## Task requirements
Copy all the entries below exactly, but not the pictures.

* BEGIN Records for the task *

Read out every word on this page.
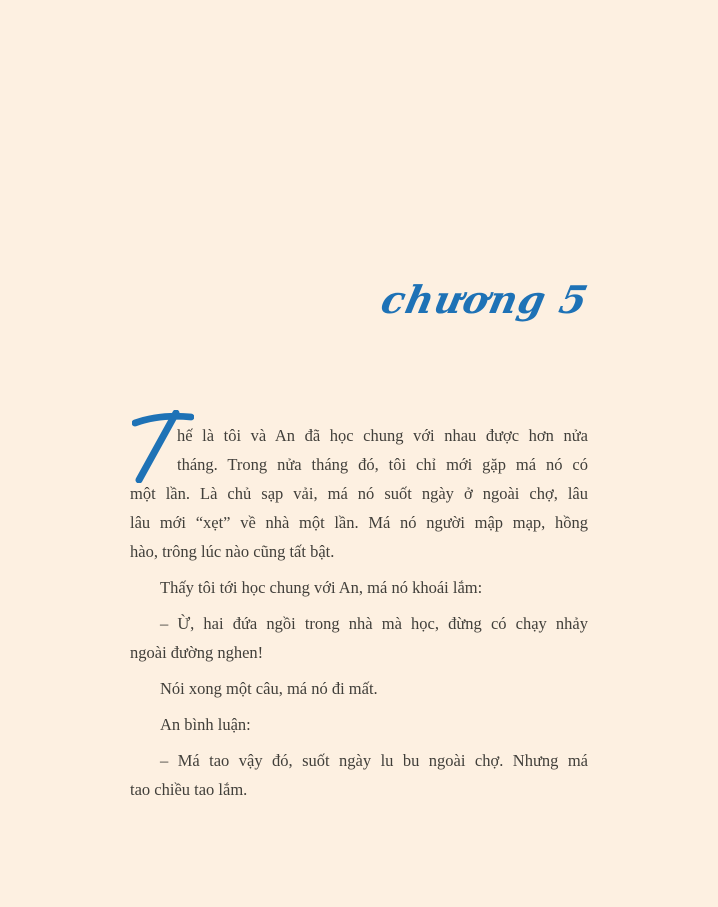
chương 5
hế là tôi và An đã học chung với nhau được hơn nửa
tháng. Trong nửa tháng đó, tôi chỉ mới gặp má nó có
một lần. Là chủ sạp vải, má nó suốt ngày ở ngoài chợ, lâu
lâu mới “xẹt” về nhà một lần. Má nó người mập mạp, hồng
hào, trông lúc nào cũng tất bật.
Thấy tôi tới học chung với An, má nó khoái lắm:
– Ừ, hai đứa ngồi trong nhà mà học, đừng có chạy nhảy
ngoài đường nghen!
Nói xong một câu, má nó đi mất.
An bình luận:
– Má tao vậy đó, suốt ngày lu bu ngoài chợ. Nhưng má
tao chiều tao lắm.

* END Records for the task *

## Answer for the task
Read out every word on this page.
chương 5
hế là tôi và An đã học chung với nhau được hơn nửa
tháng. Trong nửa tháng đó, tôi chỉ mới gặp má nó có
một lần. Là chủ sạp vải, má nó suốt ngày ở ngoài chợ, lâu
lâu mới “xẹt” về nhà một lần. Má nó người mập mạp, hồng
hào, trông lúc nào cũng tất bật.
Thấy tôi tới học chung với An, má nó khoái lắm:
– Ừ, hai đứa ngồi trong nhà mà học, đừng có chạy nhảy
ngoài đường nghen!
Nói xong một câu, má nó đi mất.
An bình luận:
– Má tao vậy đó, suốt ngày lu bu ngoài chợ. Nhưng má
tao chiều tao lắm.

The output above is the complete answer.